- Extracts from a graphics dataset:
☆ ☆ ☆

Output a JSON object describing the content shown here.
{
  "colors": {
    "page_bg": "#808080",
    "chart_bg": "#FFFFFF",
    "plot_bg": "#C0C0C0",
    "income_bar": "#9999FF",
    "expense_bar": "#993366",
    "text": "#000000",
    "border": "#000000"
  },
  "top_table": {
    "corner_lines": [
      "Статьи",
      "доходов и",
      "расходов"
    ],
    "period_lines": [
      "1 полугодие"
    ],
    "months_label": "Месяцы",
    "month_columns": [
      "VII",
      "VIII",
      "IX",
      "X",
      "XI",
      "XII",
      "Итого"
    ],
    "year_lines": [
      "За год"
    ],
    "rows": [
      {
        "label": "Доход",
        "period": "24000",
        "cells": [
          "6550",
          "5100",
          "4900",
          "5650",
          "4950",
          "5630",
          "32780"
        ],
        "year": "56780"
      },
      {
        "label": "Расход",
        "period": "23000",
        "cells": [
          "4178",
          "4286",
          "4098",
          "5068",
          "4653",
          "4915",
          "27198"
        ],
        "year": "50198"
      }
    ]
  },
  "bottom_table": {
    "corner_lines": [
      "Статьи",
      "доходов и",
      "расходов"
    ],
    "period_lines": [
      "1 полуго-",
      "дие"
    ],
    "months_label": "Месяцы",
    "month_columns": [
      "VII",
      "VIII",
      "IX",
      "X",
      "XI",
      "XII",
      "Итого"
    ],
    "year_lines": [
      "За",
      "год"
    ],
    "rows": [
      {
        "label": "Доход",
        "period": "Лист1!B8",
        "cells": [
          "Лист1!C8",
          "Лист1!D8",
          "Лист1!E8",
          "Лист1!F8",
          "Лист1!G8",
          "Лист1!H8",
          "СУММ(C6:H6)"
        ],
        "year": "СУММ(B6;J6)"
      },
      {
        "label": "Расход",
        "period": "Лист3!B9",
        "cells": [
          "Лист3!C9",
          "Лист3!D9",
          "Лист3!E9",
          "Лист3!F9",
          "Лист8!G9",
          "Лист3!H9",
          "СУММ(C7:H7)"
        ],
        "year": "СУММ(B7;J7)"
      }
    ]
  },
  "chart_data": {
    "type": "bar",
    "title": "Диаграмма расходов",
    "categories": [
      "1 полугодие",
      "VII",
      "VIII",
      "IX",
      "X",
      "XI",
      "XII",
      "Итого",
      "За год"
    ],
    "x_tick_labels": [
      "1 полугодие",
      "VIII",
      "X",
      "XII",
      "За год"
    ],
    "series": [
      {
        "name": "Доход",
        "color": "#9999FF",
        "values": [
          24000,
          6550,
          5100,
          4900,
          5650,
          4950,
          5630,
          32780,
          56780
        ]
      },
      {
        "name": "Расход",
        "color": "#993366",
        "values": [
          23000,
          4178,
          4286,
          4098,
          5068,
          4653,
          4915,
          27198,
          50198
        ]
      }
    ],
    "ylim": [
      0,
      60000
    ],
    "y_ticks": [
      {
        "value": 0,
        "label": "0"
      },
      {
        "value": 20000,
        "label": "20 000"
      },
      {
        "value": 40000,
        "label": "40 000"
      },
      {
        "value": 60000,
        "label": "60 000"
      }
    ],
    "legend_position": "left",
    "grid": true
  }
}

☆ ☆ ☆

- Directions: Retype the listing. Match it exactly.

- Full output:
Output a JSON object describing the content shown here.
{
  "colors": {
    "page_bg": "#808080",
    "chart_bg": "#FFFFFF",
    "plot_bg": "#C0C0C0",
    "income_bar": "#9999FF",
    "expense_bar": "#993366",
    "text": "#000000",
    "border": "#000000"
  },
  "top_table": {
    "corner_lines": [
      "Статьи",
      "доходов и",
      "расходов"
    ],
    "period_lines": [
      "1 полугодие"
    ],
    "months_label": "Месяцы",
    "month_columns": [
      "VII",
      "VIII",
      "IX",
      "X",
      "XI",
      "XII",
      "Итого"
    ],
    "year_lines": [
      "За год"
    ],
    "rows": [
      {
        "label": "Доход",
        "period": "24000",
        "cells": [
          "6550",
          "5100",
          "4900",
          "5650",
          "4950",
          "5630",
          "32780"
        ],
        "year": "56780"
      },
      {
        "label": "Расход",
        "period": "23000",
        "cells": [
          "4178",
          "4286",
          "4098",
          "5068",
          "4653",
          "4915",
          "27198"
        ],
        "year": "50198"
      }
    ]
  },
  "bottom_table": {
    "corner_lines": [
      "Статьи",
      "доходов и",
      "расходов"
    ],
    "period_lines": [
      "1 полуго-",
      "дие"
    ],
    "months_label": "Месяцы",
    "month_columns": [
      "VII",
      "VIII",
      "IX",
      "X",
      "XI",
      "XII",
      "Итого"
    ],
    "year_lines": [
      "За",
      "год"
    ],
    "rows": [
      {
        "label": "Доход",
        "period": "Лист1!B8",
        "cells": [
          "Лист1!C8",
          "Лист1!D8",
          "Лист1!E8",
          "Лист1!F8",
          "Лист1!G8",
          "Лист1!H8",
          "СУММ(C6:H6)"
        ],
        "year": "СУММ(B6;J6)"
      },
      {
        "label": "Расход",
        "period": "Лист3!B9",
        "cells": [
          "Лист3!C9",
          "Лист3!D9",
          "Лист3!E9",
          "Лист3!F9",
          "Лист8!G9",
          "Лист3!H9",
          "СУММ(C7:H7)"
        ],
        "year": "СУММ(B7;J7)"
      }
    ]
  },
  "chart_data": {
    "type": "bar",
    "title": "Диаграмма расходов",
    "categories": [
      "1 полугодие",
      "VII",
      "VIII",
      "IX",
      "X",
      "XI",
      "XII",
      "Итого",
      "За год"
    ],
    "x_tick_labels": [
      "1 полугодие",
      "VIII",
      "X",
      "XII",
      "За год"
    ],
    "series": [
      {
        "name": "Доход",
        "color": "#9999FF",
        "values": [
          24000,
          6550,
          5100,
          4900,
          5650,
          4950,
          5630,
          32780,
          56780
        ]
      },
      {
        "name": "Расход",
        "color": "#993366",
        "values": [
          23000,
          4178,
          4286,
          4098,
          5068,
          4653,
          4915,
          27198,
          50198
        ]
      }
    ],
    "ylim": [
      0,
      60000
    ],
    "y_ticks": [
      {
        "value": 0,
        "label": "0"
      },
      {
        "value": 20000,
        "label": "20 000"
      },
      {
        "value": 40000,
        "label": "40 000"
      },
      {
        "value": 60000,
        "label": "60 000"
      }
    ],
    "legend_position": "left",
    "grid": true
  }
}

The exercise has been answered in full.